▶ [WHAT YOU HAVE TO DO] Transcribe every entry below word for word, but skip the pictures.

== SOURCE MATERIAL ==

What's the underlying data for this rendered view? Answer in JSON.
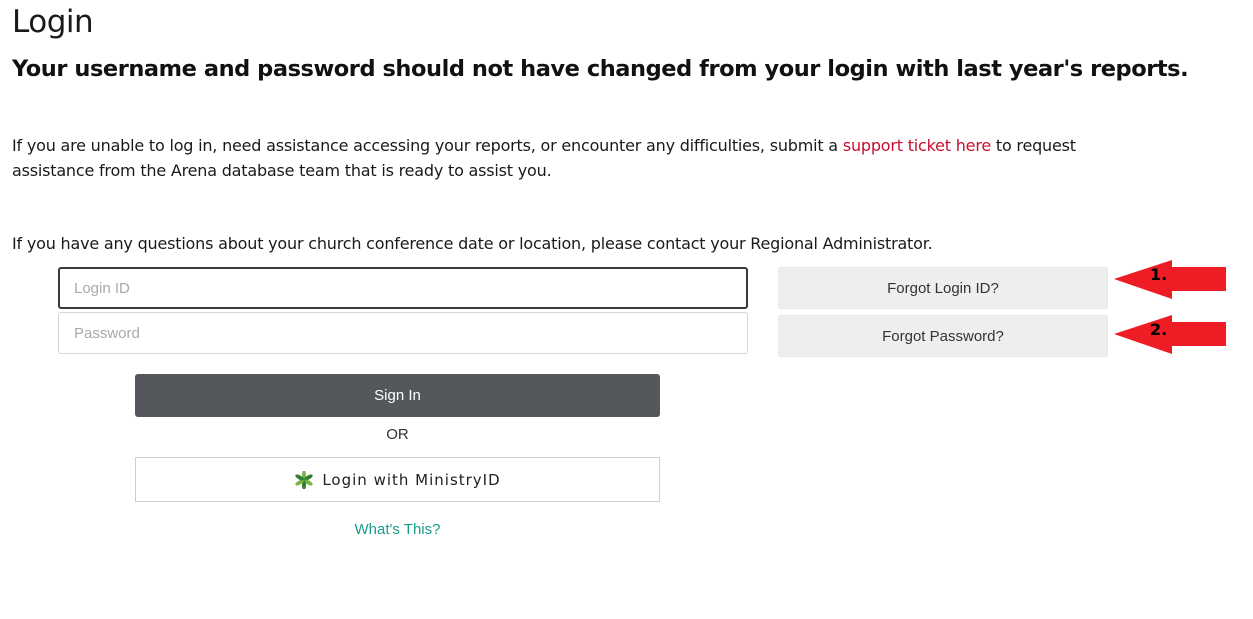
{
  "header": {
    "title": "Login",
    "subtitle": "Your username and password should not have changed from your login with last year's reports."
  },
  "info": {
    "p1_before": "If you are unable to log in, need assistance accessing your reports, or encounter any difficulties, submit a ",
    "p1_link": "support ticket here",
    "p1_after": " to request assistance from the Arena database team that is ready to assist you.",
    "p2": "If you have any questions about your church conference date or location, please contact your Regional Administrator."
  },
  "form": {
    "login_placeholder": "Login ID",
    "password_placeholder": "Password",
    "signin_label": "Sign In",
    "or_label": "OR",
    "ministry_label": "Login with MinistryID",
    "whats_this": "What's This?"
  },
  "side": {
    "forgot_login": "Forgot Login ID?",
    "forgot_password": "Forgot Password?"
  },
  "annotations": {
    "arrow1": "1.",
    "arrow2": "2.",
    "arrow_color": "#ee1c25"
  },
  "icons": {
    "ministry": "ministryid-leaf-icon"
  },
  "colors": {
    "link": "#c8102e",
    "signin_bg": "#54575b",
    "whats_this": "#1a9c8b",
    "side_button_bg": "#eeeeee"
  }
}
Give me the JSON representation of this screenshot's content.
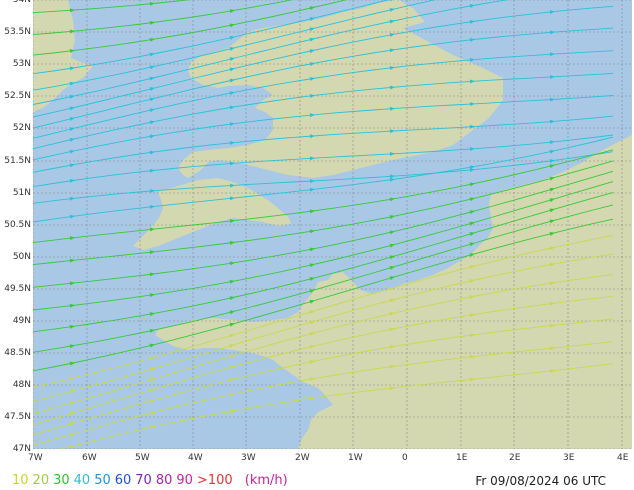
{
  "map": {
    "lat_labels": [
      "54N",
      "53.5N",
      "53N",
      "52.5N",
      "52N",
      "51.5N",
      "51N",
      "50.5N",
      "50N",
      "49.5N",
      "49N",
      "48.5N",
      "48N",
      "47.5N",
      "47N"
    ],
    "lon_labels": [
      "7W",
      "6W",
      "5W",
      "4W",
      "3W",
      "2W",
      "1W",
      "0",
      "1E",
      "2E",
      "3E",
      "4E"
    ],
    "colors": {
      "sea": "#a9c8e6",
      "land": "#d4d8b0",
      "grid": "#888888",
      "stream_slow": "#c8d850",
      "stream_mid": "#38c838",
      "stream_fast": "#2cc0d8"
    }
  },
  "legend": {
    "items": [
      {
        "label": "10",
        "color": "#c8d820"
      },
      {
        "label": "20",
        "color": "#a0d040"
      },
      {
        "label": "30",
        "color": "#28c828"
      },
      {
        "label": "40",
        "color": "#30c0c8"
      },
      {
        "label": "50",
        "color": "#1f90e0"
      },
      {
        "label": "60",
        "color": "#2050e0"
      },
      {
        "label": "70",
        "color": "#8020c0"
      },
      {
        "label": "80",
        "color": "#b020b0"
      },
      {
        "label": "90",
        "color": "#d020a0"
      },
      {
        "label": ">100",
        "color": "#f03030"
      }
    ],
    "unit": "(km/h)",
    "unit_color": "#d020a0"
  },
  "timestamp": "Fr 09/08/2024 06 UTC"
}
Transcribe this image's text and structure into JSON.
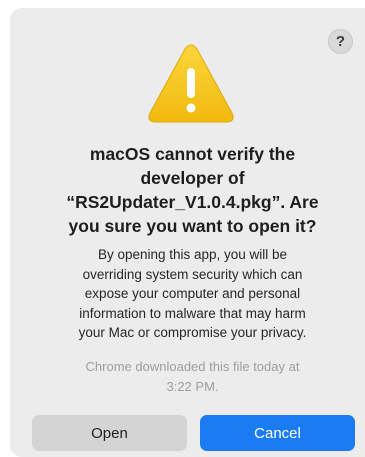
{
  "dialog": {
    "help_label": "?",
    "icon": "warning-icon",
    "title_lines": [
      "macOS cannot verify the",
      "developer of",
      "“RS2Updater_V1.0.4.pkg”. Are",
      "you sure you want to open it?"
    ],
    "body_lines": [
      "By opening this app, you will be",
      "overriding system security which can",
      "expose your computer and personal",
      "information to malware that may harm",
      "your Mac or compromise your privacy."
    ],
    "note_lines": [
      "Chrome downloaded this file today at",
      "3:22 PM."
    ],
    "buttons": {
      "open_label": "Open",
      "cancel_label": "Cancel"
    }
  },
  "colors": {
    "dialog_background": "#ececec",
    "accent": "#1a7bf2",
    "warning_yellow": "#f7c51e",
    "secondary_button": "#d4d4d4"
  }
}
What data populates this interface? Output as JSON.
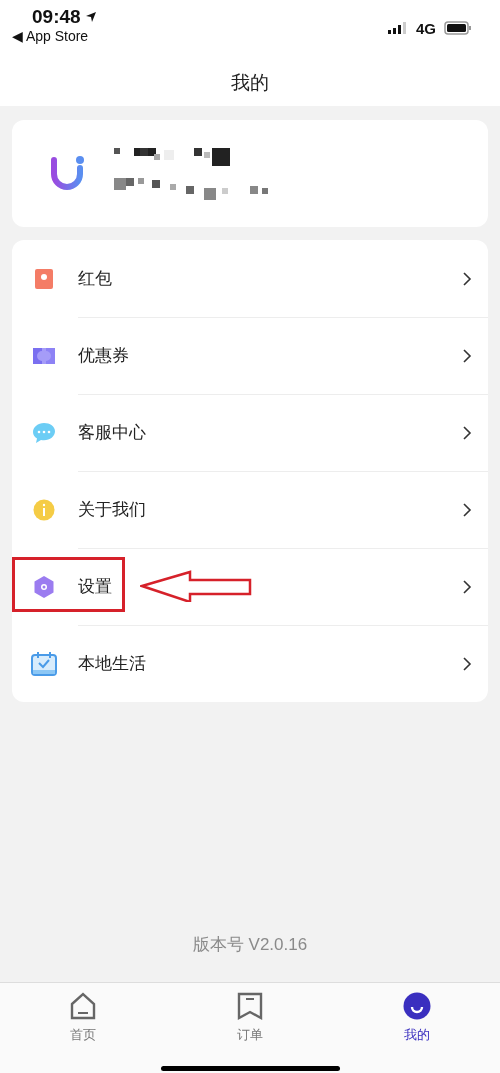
{
  "status_bar": {
    "time": "09:48",
    "back_label": "◀ App Store",
    "network": "4G"
  },
  "header": {
    "title": "我的"
  },
  "profile": {
    "kind": "redacted"
  },
  "menu": [
    {
      "kind": "red-packet",
      "label": "红包",
      "annotated": false
    },
    {
      "kind": "coupon",
      "label": "优惠券",
      "annotated": false
    },
    {
      "kind": "chat",
      "label": "客服中心",
      "annotated": false
    },
    {
      "kind": "info",
      "label": "关于我们",
      "annotated": false
    },
    {
      "kind": "settings",
      "label": "设置",
      "annotated": true
    },
    {
      "kind": "calendar",
      "label": "本地生活",
      "annotated": false
    }
  ],
  "version": "版本号 V2.0.16",
  "tab_bar": [
    {
      "kind": "home",
      "label": "首页",
      "selected": false
    },
    {
      "kind": "orders",
      "label": "订单",
      "selected": false
    },
    {
      "kind": "me",
      "label": "我的",
      "selected": true
    }
  ]
}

===

▶ [WRITTEN RESPONSE]
What's the underlying data for this rendered view? Answer in JSON.
{
  "header": {
    "title": "Login",
    "subtitle": "Your username and password should not have changed from your login with last year's reports."
  },
  "info": {
    "p1_before": "If you are unable to log in, need assistance accessing your reports, or encounter any difficulties, submit a ",
    "p1_link": "support ticket here",
    "p1_after": " to request assistance from the Arena database team that is ready to assist you.",
    "p2": "If you have any questions about your church conference date or location, please contact your Regional Administrator."
  },
  "form": {
    "login_placeholder": "Login ID",
    "password_placeholder": "Password",
    "signin_label": "Sign In",
    "or_label": "OR",
    "ministry_label": "Login with MinistryID",
    "whats_this": "What's This?"
  },
  "side": {
    "forgot_login": "Forgot Login ID?",
    "forgot_password": "Forgot Password?"
  },
  "annotations": {
    "arrow1": "1.",
    "arrow2": "2.",
    "arrow_color": "#ee1c25"
  },
  "icons": {
    "ministry": "ministryid-leaf-icon"
  },
  "colors": {
    "link": "#c8102e",
    "signin_bg": "#54575b",
    "whats_this": "#1a9c8b",
    "side_button_bg": "#eeeeee"
  }
}
Give me the JSON representation of this screenshot's content.
{
  "map": {
    "lat_labels": [
      "54N",
      "53.5N",
      "53N",
      "52.5N",
      "52N",
      "51.5N",
      "51N",
      "50.5N",
      "50N",
      "49.5N",
      "49N",
      "48.5N",
      "48N",
      "47.5N",
      "47N"
    ],
    "lon_labels": [
      "7W",
      "6W",
      "5W",
      "4W",
      "3W",
      "2W",
      "1W",
      "0",
      "1E",
      "2E",
      "3E",
      "4E"
    ],
    "colors": {
      "sea": "#a9c8e6",
      "land": "#d4d8b0",
      "grid": "#888888",
      "stream_slow": "#c8d850",
      "stream_mid": "#38c838",
      "stream_fast": "#2cc0d8"
    }
  },
  "legend": {
    "items": [
      {
        "label": "10",
        "color": "#c8d820"
      },
      {
        "label": "20",
        "color": "#a0d040"
      },
      {
        "label": "30",
        "color": "#28c828"
      },
      {
        "label": "40",
        "color": "#30c0c8"
      },
      {
        "label": "50",
        "color": "#1f90e0"
      },
      {
        "label": "60",
        "color": "#2050e0"
      },
      {
        "label": "70",
        "color": "#8020c0"
      },
      {
        "label": "80",
        "color": "#b020b0"
      },
      {
        "label": "90",
        "color": "#d020a0"
      },
      {
        "label": ">100",
        "color": "#f03030"
      }
    ],
    "unit": "(km/h)",
    "unit_color": "#d020a0"
  },
  "timestamp": "Fr 09/08/2024 06 UTC"
}
Transcribe this image's text and structure into JSON.
{
  "dialog": {
    "help_label": "?",
    "icon": "warning-icon",
    "title_lines": [
      "macOS cannot verify the",
      "developer of",
      "“RS2Updater_V1.0.4.pkg”. Are",
      "you sure you want to open it?"
    ],
    "body_lines": [
      "By opening this app, you will be",
      "overriding system security which can",
      "expose your computer and personal",
      "information to malware that may harm",
      "your Mac or compromise your privacy."
    ],
    "note_lines": [
      "Chrome downloaded this file today at",
      "3:22 PM."
    ],
    "buttons": {
      "open_label": "Open",
      "cancel_label": "Cancel"
    }
  },
  "colors": {
    "dialog_background": "#ececec",
    "accent": "#1a7bf2",
    "warning_yellow": "#f7c51e",
    "secondary_button": "#d4d4d4"
  }
}
What data populates this interface? Output as JSON.
{
  "status_bar": {
    "time": "09:48",
    "back_label": "◀ App Store",
    "network": "4G"
  },
  "header": {
    "title": "我的"
  },
  "profile": {
    "kind": "redacted"
  },
  "menu": [
    {
      "kind": "red-packet",
      "label": "红包",
      "annotated": false
    },
    {
      "kind": "coupon",
      "label": "优惠券",
      "annotated": false
    },
    {
      "kind": "chat",
      "label": "客服中心",
      "annotated": false
    },
    {
      "kind": "info",
      "label": "关于我们",
      "annotated": false
    },
    {
      "kind": "settings",
      "label": "设置",
      "annotated": true
    },
    {
      "kind": "calendar",
      "label": "本地生活",
      "annotated": false
    }
  ],
  "version": "版本号 V2.0.16",
  "tab_bar": [
    {
      "kind": "home",
      "label": "首页",
      "selected": false
    },
    {
      "kind": "orders",
      "label": "订单",
      "selected": false
    },
    {
      "kind": "me",
      "label": "我的",
      "selected": true
    }
  ]
}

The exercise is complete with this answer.